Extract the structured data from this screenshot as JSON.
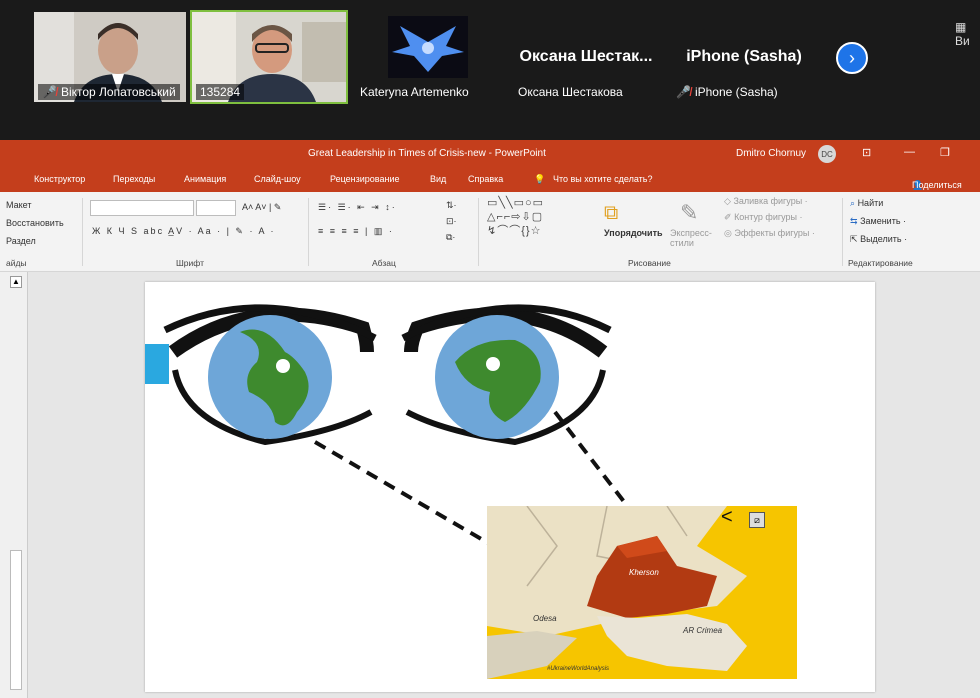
{
  "zoom": {
    "participants": [
      {
        "name": "Віктор Лопатовський",
        "muted": true
      },
      {
        "name": "135284",
        "muted": false
      },
      {
        "name": "Kateryna Artemenko",
        "muted": false
      },
      {
        "name": "Оксана Шестакова",
        "display": "Оксана Шестак...",
        "muted": false
      },
      {
        "name": "iPhone (Sasha)",
        "display": "iPhone (Sasha)",
        "muted": true
      }
    ],
    "view_label": "Ви"
  },
  "powerpoint": {
    "title": "Great Leadership in Times of Crisis-new  -  PowerPoint",
    "user": "Dmitro Chornuy",
    "user_initials": "DC",
    "tabs": [
      "Конструктор",
      "Переходы",
      "Анимация",
      "Слайд-шоу",
      "Рецензирование",
      "Вид",
      "Справка",
      "Что вы хотите сделать?"
    ],
    "share": "Поделиться",
    "ribbon": {
      "slides_items": [
        "Макет",
        "Восстановить",
        "Раздел",
        "айды"
      ],
      "font_group": "Шрифт",
      "paragraph_group": "Абзац",
      "drawing_group": "Рисование",
      "arrange": "Упорядочить",
      "express": "Экспресс-стили",
      "fill": "Заливка фигуры",
      "outline": "Контур фигуры",
      "effects": "Эффекты фигуры",
      "edit_group": "Редактирование",
      "find": "Найти",
      "replace": "Заменить",
      "select": "Выделить"
    },
    "map_labels": {
      "kherson": "Kherson",
      "ar_crimea": "AR Crimea",
      "odesa": "Odesa",
      "hashtag": "#UkraineWorldAnalysis"
    }
  }
}
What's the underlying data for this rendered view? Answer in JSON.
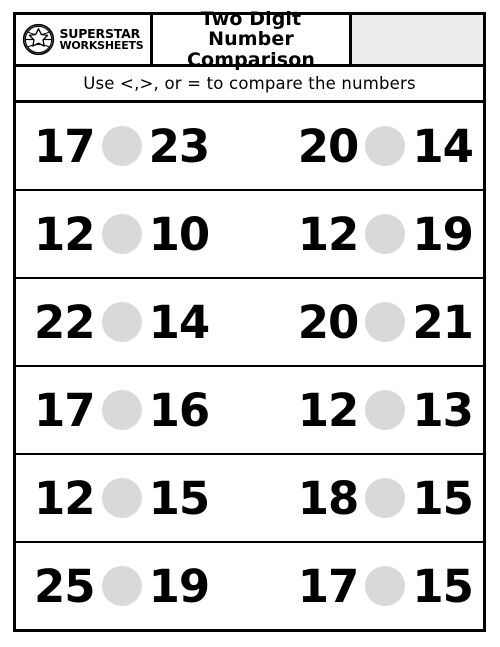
{
  "header": {
    "logo": {
      "icon": "globe-star-icon",
      "line1": "SUPERSTAR",
      "line2": "WORKSHEETS"
    },
    "title": "Two Digit Number Comparison",
    "name_box_value": "",
    "name_box_color": "#ededed"
  },
  "instruction": "Use <,>, or = to compare the numbers",
  "colors": {
    "border": "#000000",
    "answer_circle": "#d9d9d9",
    "text": "#000000",
    "page": "#ffffff"
  },
  "rows": [
    {
      "left": {
        "a": "17",
        "answer": "",
        "b": "23"
      },
      "right": {
        "a": "20",
        "answer": "",
        "b": "14"
      }
    },
    {
      "left": {
        "a": "12",
        "answer": "",
        "b": "10"
      },
      "right": {
        "a": "12",
        "answer": "",
        "b": "19"
      }
    },
    {
      "left": {
        "a": "22",
        "answer": "",
        "b": "14"
      },
      "right": {
        "a": "20",
        "answer": "",
        "b": "21"
      }
    },
    {
      "left": {
        "a": "17",
        "answer": "",
        "b": "16"
      },
      "right": {
        "a": "12",
        "answer": "",
        "b": "13"
      }
    },
    {
      "left": {
        "a": "12",
        "answer": "",
        "b": "15"
      },
      "right": {
        "a": "18",
        "answer": "",
        "b": "15"
      }
    },
    {
      "left": {
        "a": "25",
        "answer": "",
        "b": "19"
      },
      "right": {
        "a": "17",
        "answer": "",
        "b": "15"
      }
    }
  ]
}
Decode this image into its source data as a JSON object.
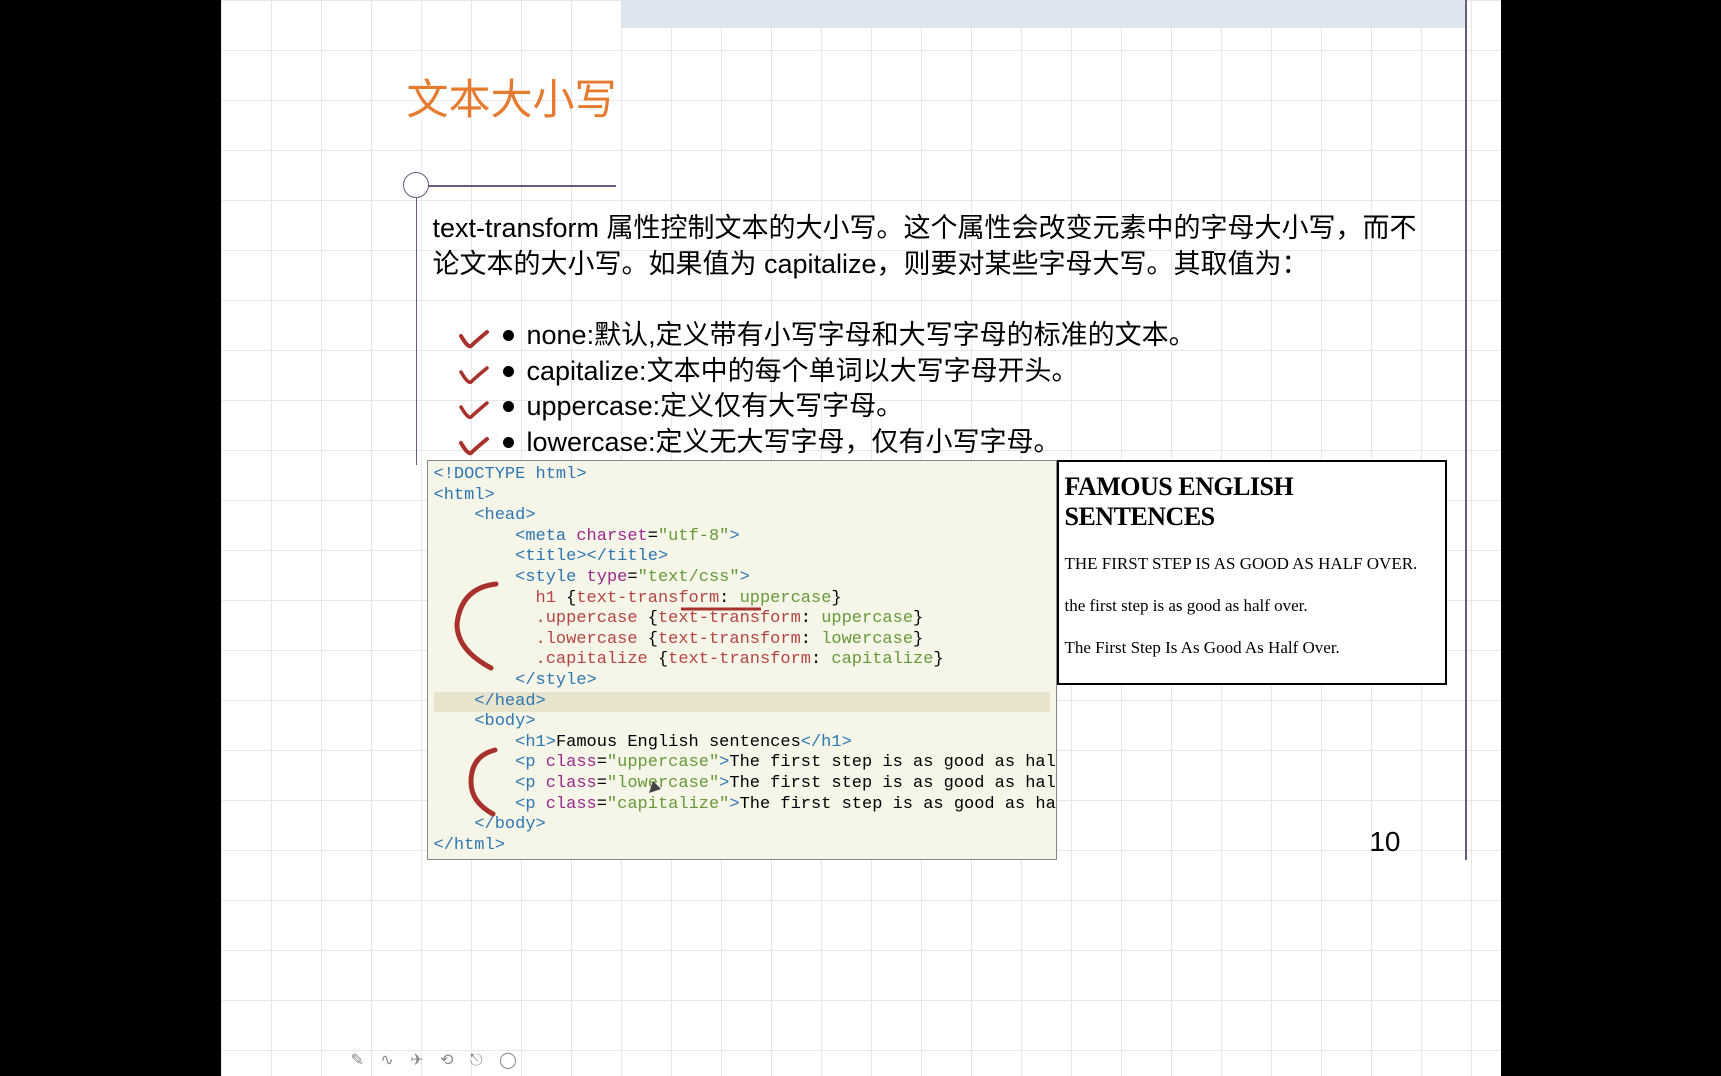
{
  "title": "文本大小写",
  "description": "text-transform 属性控制文本的大小写。这个属性会改变元素中的字母大小写，而不论文本的大小写。如果值为 capitalize，则要对某些字母大写。其取值为：",
  "bullets": [
    {
      "label": "none:默认,定义带有小写字母和大写字母的标准的文本。",
      "checked": true
    },
    {
      "label": "capitalize:文本中的每个单词以大写字母开头。",
      "checked": true
    },
    {
      "label": "uppercase:定义仅有大写字母。",
      "checked": true
    },
    {
      "label": "lowercase:定义无大写字母，仅有小写字母。",
      "checked": true
    }
  ],
  "code": {
    "doctype": "<!DOCTYPE html>",
    "open_html": "<html>",
    "open_head": "<head>",
    "meta": "<meta charset=\"utf-8\">",
    "title_tag": "<title></title>",
    "open_style": "<style type=\"text/css\">",
    "rule1": "h1 {text-transform: uppercase}",
    "rule2": ".uppercase {text-transform: uppercase}",
    "rule3": ".lowercase {text-transform: lowercase}",
    "rule4": ".capitalize {text-transform: capitalize}",
    "close_style": "</style>",
    "close_head": "</head>",
    "open_body": "<body>",
    "h1_line": "<h1>Famous English sentences</h1>",
    "p1": "<p class=\"uppercase\">The first step is as good as half over.</p>",
    "p2": "<p class=\"lowercase\">The first step is as good as half over.</p>",
    "p3": "<p class=\"capitalize\">The first step is as good as half over.</p>",
    "close_body": "</body>",
    "close_html": "</html>"
  },
  "output": {
    "heading": "FAMOUS ENGLISH SENTENCES",
    "line1": "THE FIRST STEP IS AS GOOD AS HALF OVER.",
    "line2": "the first step is as good as half over.",
    "line3": "The First Step Is As Good As Half Over."
  },
  "page_number": "10",
  "check_color": "#a8312c",
  "brace_color": "#a8312c"
}
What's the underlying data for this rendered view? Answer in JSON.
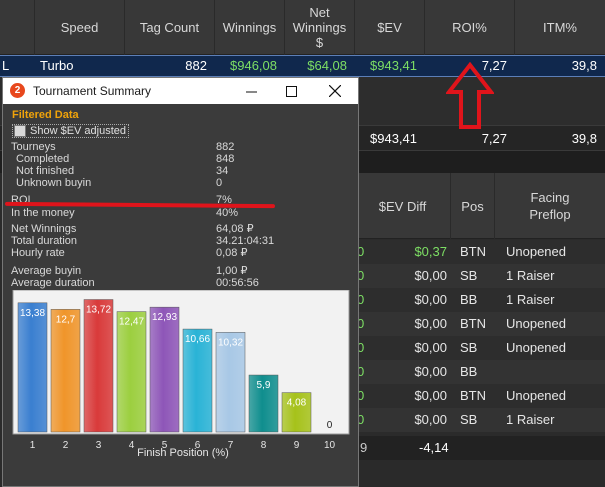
{
  "bg_header": {
    "col_speed": "Speed",
    "col_tag_count": "Tag Count",
    "col_winnings": "Winnings",
    "col_net_winnings": "Net Winnings $",
    "col_sev": "$EV",
    "col_roi": "ROI%",
    "col_itm": "ITM%"
  },
  "bg_selected_row": {
    "prefix": "L",
    "speed": "Turbo",
    "tag_count": "882",
    "winnings": "$946,08",
    "net_winnings": "$64,08",
    "sev": "$943,41",
    "roi": "7,27",
    "itm": "39,8"
  },
  "bg_total_row": {
    "sev": "$943,41",
    "roi": "7,27",
    "itm": "39,8"
  },
  "lower_grid": {
    "col_sev_diff": "$EV Diff",
    "col_pos": "Pos",
    "col_facing": "Facing Preflop",
    "rows": [
      {
        "left": "0",
        "diff": "$0,37",
        "pos": "BTN",
        "facing": "Unopened"
      },
      {
        "left": "0",
        "diff": "$0,00",
        "pos": "SB",
        "facing": "1 Raiser"
      },
      {
        "left": "0",
        "diff": "$0,00",
        "pos": "BB",
        "facing": "1 Raiser"
      },
      {
        "left": "0",
        "diff": "$0,00",
        "pos": "BTN",
        "facing": "Unopened"
      },
      {
        "left": "0",
        "diff": "$0,00",
        "pos": "SB",
        "facing": "Unopened"
      },
      {
        "left": "0",
        "diff": "$0,00",
        "pos": "BB",
        "facing": ""
      },
      {
        "left": "0",
        "diff": "$0,00",
        "pos": "BTN",
        "facing": "Unopened"
      },
      {
        "left": "0",
        "diff": "$0,00",
        "pos": "SB",
        "facing": "1 Raiser"
      }
    ],
    "total_left": "9",
    "total_diff": "-4,14"
  },
  "dialog": {
    "title": "Tournament Summary",
    "logo": "2",
    "filtered_label": "Filtered Data",
    "show_sev_label": "Show $EV adjusted",
    "minimize_icon": "minimize-icon",
    "maximize_icon": "maximize-icon",
    "close_icon": "close-icon"
  },
  "stats": {
    "tourneys_label": "Tourneys",
    "tourneys_value": "882",
    "completed_label": "Completed",
    "completed_value": "848",
    "not_finished_label": "Not finished",
    "not_finished_value": "34",
    "unknown_buyin_label": "Unknown buyin",
    "unknown_buyin_value": "0",
    "roi_label": "ROI",
    "roi_value": "7%",
    "itm_label": "In the money",
    "itm_value": "40%",
    "net_winnings_label": "Net Winnings",
    "net_winnings_value": "64,08 ₽",
    "total_duration_label": "Total duration",
    "total_duration_value": "34.21:04:31",
    "hourly_rate_label": "Hourly rate",
    "hourly_rate_value": "0,08 ₽",
    "average_buyin_label": "Average buyin",
    "average_buyin_value": "1,00 ₽",
    "average_duration_label": "Average duration",
    "average_duration_value": "00:56:56"
  },
  "colors": {
    "annotation": "#e0141b",
    "green_text": "#7ddf64",
    "filtered_label": "#f0a30a"
  },
  "chart_data": {
    "type": "bar",
    "categories": [
      "1",
      "2",
      "3",
      "4",
      "5",
      "6",
      "7",
      "8",
      "9",
      "10"
    ],
    "values": [
      13.38,
      12.7,
      13.72,
      12.47,
      12.93,
      10.66,
      10.32,
      5.9,
      4.08,
      0
    ],
    "value_labels": [
      "13,38",
      "12,7",
      "13,72",
      "12,47",
      "12,93",
      "10,66",
      "10,32",
      "5,9",
      "4,08",
      "0"
    ],
    "colors": [
      "#3a7fd0",
      "#f0952a",
      "#d93a3a",
      "#9ccf3f",
      "#8e56b8",
      "#29b3d6",
      "#a8c8e6",
      "#0f8e8e",
      "#a6c21a",
      "#a6c21a"
    ],
    "xlabel": "Finish Position (%)",
    "ylabel": "",
    "ylim": [
      0,
      14.5
    ]
  }
}
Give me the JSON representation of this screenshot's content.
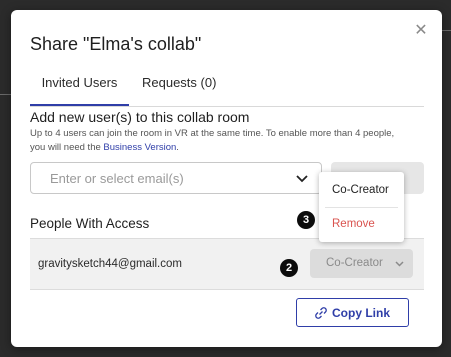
{
  "dialog": {
    "title": "Share \"Elma's collab\"",
    "close_icon": "close-icon"
  },
  "tabs": [
    {
      "label": "Invited Users",
      "active": true
    },
    {
      "label": "Requests (0)",
      "active": false
    }
  ],
  "add_users": {
    "heading": "Add new user(s) to this collab room",
    "description": "Up to 4 users can join the room in VR at the same time. To enable more than 4 people, you will need the ",
    "link_text": "Business Version",
    "description_end": ".",
    "email_placeholder": "Enter or select email(s)"
  },
  "people": {
    "heading": "People With Access",
    "rows": [
      {
        "email": "gravitysketch44@gmail.com",
        "role": "Co-Creator"
      }
    ]
  },
  "role_menu": {
    "options": [
      "Co-Creator",
      "Remove"
    ]
  },
  "annotations": {
    "badge_2": "2",
    "badge_3": "3"
  },
  "copy_link": {
    "label": "Copy Link",
    "icon": "link-icon"
  },
  "colors": {
    "accent": "#2f3ea8",
    "danger": "#d9534f",
    "backdrop": "#2b2b2b"
  }
}
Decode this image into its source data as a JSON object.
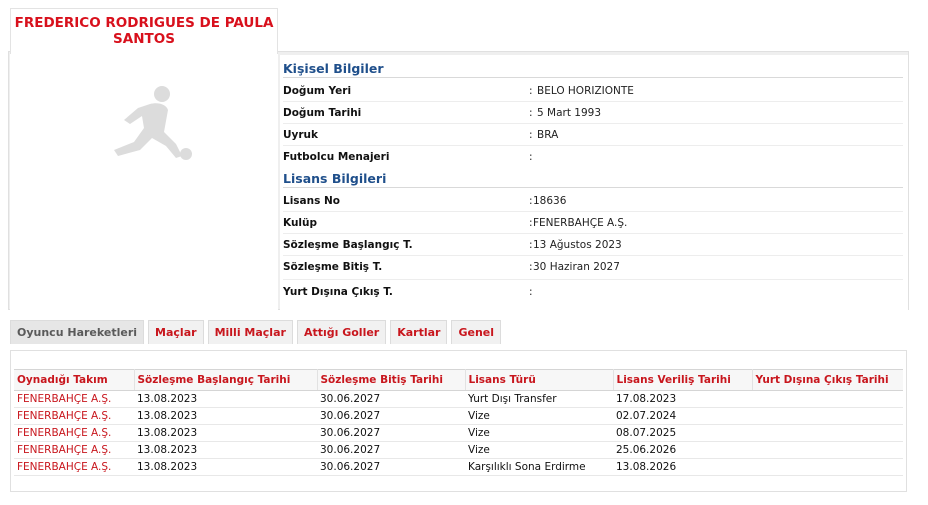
{
  "player": {
    "name_line1": "FREDERICO RODRIGUES DE PAULA",
    "name_line2": "SANTOS",
    "photo_icon": "player-silhouette-icon"
  },
  "personal": {
    "title": "Kişisel Bilgiler",
    "rows": [
      {
        "label": "Doğum Yeri",
        "colon": ":",
        "value": "BELO HORIZIONTE"
      },
      {
        "label": "Doğum Tarihi",
        "colon": ":",
        "value": "5 Mart 1993"
      },
      {
        "label": "Uyruk",
        "colon": ":",
        "value": "BRA"
      },
      {
        "label": "Futbolcu Menajeri",
        "colon": ":",
        "value": ""
      }
    ]
  },
  "license": {
    "title": "Lisans Bilgileri",
    "rows": [
      {
        "label": "Lisans No",
        "colon": ":",
        "value": "18636"
      },
      {
        "label": "Kulüp",
        "colon": ":",
        "value": "FENERBAHÇE A.Ş."
      },
      {
        "label": "Sözleşme Başlangıç T.",
        "colon": ":",
        "value": "13 Ağustos 2023"
      },
      {
        "label": "Sözleşme Bitiş T.",
        "colon": ":",
        "value": "30 Haziran 2027"
      },
      {
        "label": "Yurt Dışına Çıkış T.",
        "colon": ":",
        "value": ""
      }
    ]
  },
  "tabs": [
    {
      "label": "Oyuncu Hareketleri",
      "active": true
    },
    {
      "label": "Maçlar",
      "active": false
    },
    {
      "label": "Milli Maçlar",
      "active": false
    },
    {
      "label": "Attığı Goller",
      "active": false
    },
    {
      "label": "Kartlar",
      "active": false
    },
    {
      "label": "Genel",
      "active": false
    }
  ],
  "movements": {
    "headers": [
      "Oynadığı Takım",
      "Sözleşme Başlangıç Tarihi",
      "Sözleşme Bitiş Tarihi",
      "Lisans Türü",
      "Lisans Veriliş Tarihi",
      "Yurt Dışına Çıkış Tarihi"
    ],
    "rows": [
      [
        "FENERBAHÇE A.Ş.",
        "13.08.2023",
        "30.06.2027",
        "Yurt Dışı Transfer",
        "17.08.2023",
        ""
      ],
      [
        "FENERBAHÇE A.Ş.",
        "13.08.2023",
        "30.06.2027",
        "Vize",
        "02.07.2024",
        ""
      ],
      [
        "FENERBAHÇE A.Ş.",
        "13.08.2023",
        "30.06.2027",
        "Vize",
        "08.07.2025",
        ""
      ],
      [
        "FENERBAHÇE A.Ş.",
        "13.08.2023",
        "30.06.2027",
        "Vize",
        "25.06.2026",
        ""
      ],
      [
        "FENERBAHÇE A.Ş.",
        "13.08.2023",
        "30.06.2027",
        "Karşılıklı Sona Erdirme",
        "13.08.2026",
        ""
      ]
    ]
  },
  "colors": {
    "accent_red": "#c8161d",
    "section_blue": "#1f4f8b"
  }
}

********************

- _Short task_
Pick out all lines containing the string "iPhone".

- _Finished answer_
        "name": "iPhone (Sasha)",
        "display": "iPhone (Sasha)",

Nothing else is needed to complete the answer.